- [PROBLEMAS Y TAREAS]:
**A)** Según el texto sobre la muerte de ballenas, ¿por qué inició la NOAA un programa y qué busca ese programa?
**B)** Edita el texto sobre la muerte de ballenas: copia el fragmento que empieza en "Las autoridades federales" y termina en "de Estados Unidos.", y sustituye "científica" por "investigadora".

- [FRAGMENTO DEL TEXTO]:
ESTADOS UNIDOS

Muerte de ballenas

Muerte de ballenas
En 2016, 26 cetáceos quedaron varados en las playas de esta región, y en lo que va de este año ya suman 15.

Las autoridades federales de Estados Unidos investigan una mortalidad inusualmente elevada de ballenas jorobadas desde el año pasado en la costa atlántica del país.

“Observamos un crecimiento anual importante de la mortalidad de las ballenas jorobadas desde el 1 de enero de 2016 y continúa ese fenómeno en 2017, elevando a 41 el número de estos cetáceos encontrados muertos a la fecha sobre las costas” en Maine y Carolina del Norte, dijo Mendy Garron, una científica de la NOAA, la agencia oceánica y atmosférica de Estados Unidos.

Ante estas cifras, la NOAA inició un programa que busca determinar el origen de este aumento de la mortalidad.

La cifra “normal” de hallazgos de ballenas jorobadas muertas en las costas entre Maine y Carolina del Norte es de unas 14 por año, precisó Deborah Fauquier, veterinaria de la oficina de protección de recursos de pesca de la NOAA.

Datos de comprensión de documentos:

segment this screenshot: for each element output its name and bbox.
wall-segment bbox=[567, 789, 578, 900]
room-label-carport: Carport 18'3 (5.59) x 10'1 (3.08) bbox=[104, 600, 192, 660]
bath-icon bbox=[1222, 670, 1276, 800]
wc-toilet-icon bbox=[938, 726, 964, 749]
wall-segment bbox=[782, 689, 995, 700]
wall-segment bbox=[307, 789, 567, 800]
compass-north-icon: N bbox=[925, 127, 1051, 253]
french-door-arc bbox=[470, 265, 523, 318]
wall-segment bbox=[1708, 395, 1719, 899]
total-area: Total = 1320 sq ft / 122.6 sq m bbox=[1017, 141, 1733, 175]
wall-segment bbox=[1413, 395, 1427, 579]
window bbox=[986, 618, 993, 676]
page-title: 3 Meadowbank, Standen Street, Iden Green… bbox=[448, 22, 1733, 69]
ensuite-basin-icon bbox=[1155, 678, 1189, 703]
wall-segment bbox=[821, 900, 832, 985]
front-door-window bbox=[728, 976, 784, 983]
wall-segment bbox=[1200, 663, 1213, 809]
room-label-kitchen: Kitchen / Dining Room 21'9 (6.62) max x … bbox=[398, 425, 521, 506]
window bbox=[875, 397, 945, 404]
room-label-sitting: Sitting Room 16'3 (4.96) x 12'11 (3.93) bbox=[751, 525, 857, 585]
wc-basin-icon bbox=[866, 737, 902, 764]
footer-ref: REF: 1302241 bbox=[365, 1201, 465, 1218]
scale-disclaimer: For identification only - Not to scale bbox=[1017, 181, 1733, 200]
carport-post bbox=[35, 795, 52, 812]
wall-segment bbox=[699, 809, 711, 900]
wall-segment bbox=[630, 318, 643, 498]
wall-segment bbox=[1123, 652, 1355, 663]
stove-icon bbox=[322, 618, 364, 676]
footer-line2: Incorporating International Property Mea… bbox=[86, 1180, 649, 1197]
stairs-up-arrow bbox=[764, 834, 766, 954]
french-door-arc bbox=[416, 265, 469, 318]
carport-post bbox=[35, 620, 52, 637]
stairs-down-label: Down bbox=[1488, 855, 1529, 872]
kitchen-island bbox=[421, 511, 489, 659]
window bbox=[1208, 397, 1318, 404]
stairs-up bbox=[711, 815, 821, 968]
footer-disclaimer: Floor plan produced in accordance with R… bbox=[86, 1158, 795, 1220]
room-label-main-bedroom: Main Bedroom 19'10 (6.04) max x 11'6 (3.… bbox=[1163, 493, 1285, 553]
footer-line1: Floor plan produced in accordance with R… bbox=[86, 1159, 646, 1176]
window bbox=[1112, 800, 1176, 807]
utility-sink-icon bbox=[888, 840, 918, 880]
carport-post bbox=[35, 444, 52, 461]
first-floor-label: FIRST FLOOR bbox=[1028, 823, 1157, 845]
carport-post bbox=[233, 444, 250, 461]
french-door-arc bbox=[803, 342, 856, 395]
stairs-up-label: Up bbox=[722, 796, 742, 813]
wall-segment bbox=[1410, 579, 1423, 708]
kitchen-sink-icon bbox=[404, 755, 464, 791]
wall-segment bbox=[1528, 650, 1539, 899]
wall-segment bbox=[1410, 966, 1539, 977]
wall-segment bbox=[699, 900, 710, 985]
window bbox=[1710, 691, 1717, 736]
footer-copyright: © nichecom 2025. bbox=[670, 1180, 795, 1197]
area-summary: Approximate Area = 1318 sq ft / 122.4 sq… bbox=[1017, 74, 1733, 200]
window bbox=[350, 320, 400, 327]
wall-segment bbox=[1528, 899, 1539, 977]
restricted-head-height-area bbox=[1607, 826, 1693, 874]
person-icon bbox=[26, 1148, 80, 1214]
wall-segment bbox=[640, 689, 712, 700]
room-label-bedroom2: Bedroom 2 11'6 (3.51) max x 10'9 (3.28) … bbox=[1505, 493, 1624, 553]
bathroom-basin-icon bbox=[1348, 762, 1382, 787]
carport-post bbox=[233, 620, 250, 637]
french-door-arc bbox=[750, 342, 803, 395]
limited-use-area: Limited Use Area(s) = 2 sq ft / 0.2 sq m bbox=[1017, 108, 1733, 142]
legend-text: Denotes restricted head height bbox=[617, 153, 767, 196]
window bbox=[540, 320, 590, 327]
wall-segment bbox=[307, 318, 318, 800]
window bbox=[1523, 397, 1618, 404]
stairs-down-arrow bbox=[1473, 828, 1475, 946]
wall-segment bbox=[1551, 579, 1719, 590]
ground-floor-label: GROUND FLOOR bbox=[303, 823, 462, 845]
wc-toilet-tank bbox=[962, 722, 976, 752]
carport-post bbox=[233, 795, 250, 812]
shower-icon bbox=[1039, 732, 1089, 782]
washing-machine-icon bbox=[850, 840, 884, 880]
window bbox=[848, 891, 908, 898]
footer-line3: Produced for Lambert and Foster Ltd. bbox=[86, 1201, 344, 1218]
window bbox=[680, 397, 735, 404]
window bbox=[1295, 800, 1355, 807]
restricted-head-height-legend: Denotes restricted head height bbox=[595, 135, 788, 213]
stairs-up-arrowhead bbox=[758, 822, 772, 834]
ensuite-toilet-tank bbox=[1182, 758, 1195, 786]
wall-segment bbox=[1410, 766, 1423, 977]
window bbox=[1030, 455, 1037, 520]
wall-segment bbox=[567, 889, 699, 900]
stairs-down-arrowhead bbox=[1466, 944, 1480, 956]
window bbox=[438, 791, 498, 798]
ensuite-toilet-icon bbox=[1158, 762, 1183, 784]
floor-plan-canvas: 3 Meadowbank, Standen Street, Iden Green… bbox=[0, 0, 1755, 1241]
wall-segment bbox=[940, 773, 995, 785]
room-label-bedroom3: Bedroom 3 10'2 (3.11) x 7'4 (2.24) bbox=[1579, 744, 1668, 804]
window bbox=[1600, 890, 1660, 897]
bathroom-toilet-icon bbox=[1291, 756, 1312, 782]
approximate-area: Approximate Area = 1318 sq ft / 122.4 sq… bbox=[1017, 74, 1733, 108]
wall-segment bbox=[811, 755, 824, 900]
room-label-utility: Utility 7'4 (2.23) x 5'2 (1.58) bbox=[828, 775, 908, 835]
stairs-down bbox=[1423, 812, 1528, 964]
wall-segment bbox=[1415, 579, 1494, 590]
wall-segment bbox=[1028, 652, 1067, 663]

- [RESPUESTAS DEL EJERCICIO]:
**A)** La NOAA inició el programa ante las cifras de mortalidad. Desde el 1 de enero de 2016 hubo un crecimiento anual importante de las muertes de ballenas jorobadas, que continuó en 2017 y elevó a 41 los cetáceos encontrados muertos en las costas de Maine y Carolina del Norte. El programa busca determinar el origen de ese aumento de la mortalidad.

**B)**
Las autoridades federales de Estados Unidos investigan una mortalidad inusualmente elevada de ballenas jorobadas desde el año pasado en la costa atlántica del país.

“Observamos un crecimiento anual importante de la mortalidad de las ballenas jorobadas desde el 1 de enero de 2016 y continúa ese fenómeno en 2017, elevando a 41 el número de estos cetáceos encontrados muertos a la fecha sobre las costas” en Maine y Carolina del Norte, dijo Mendy Garron, una investigadora de la NOAA, la agencia oceánica y atmosférica de Estados Unidos.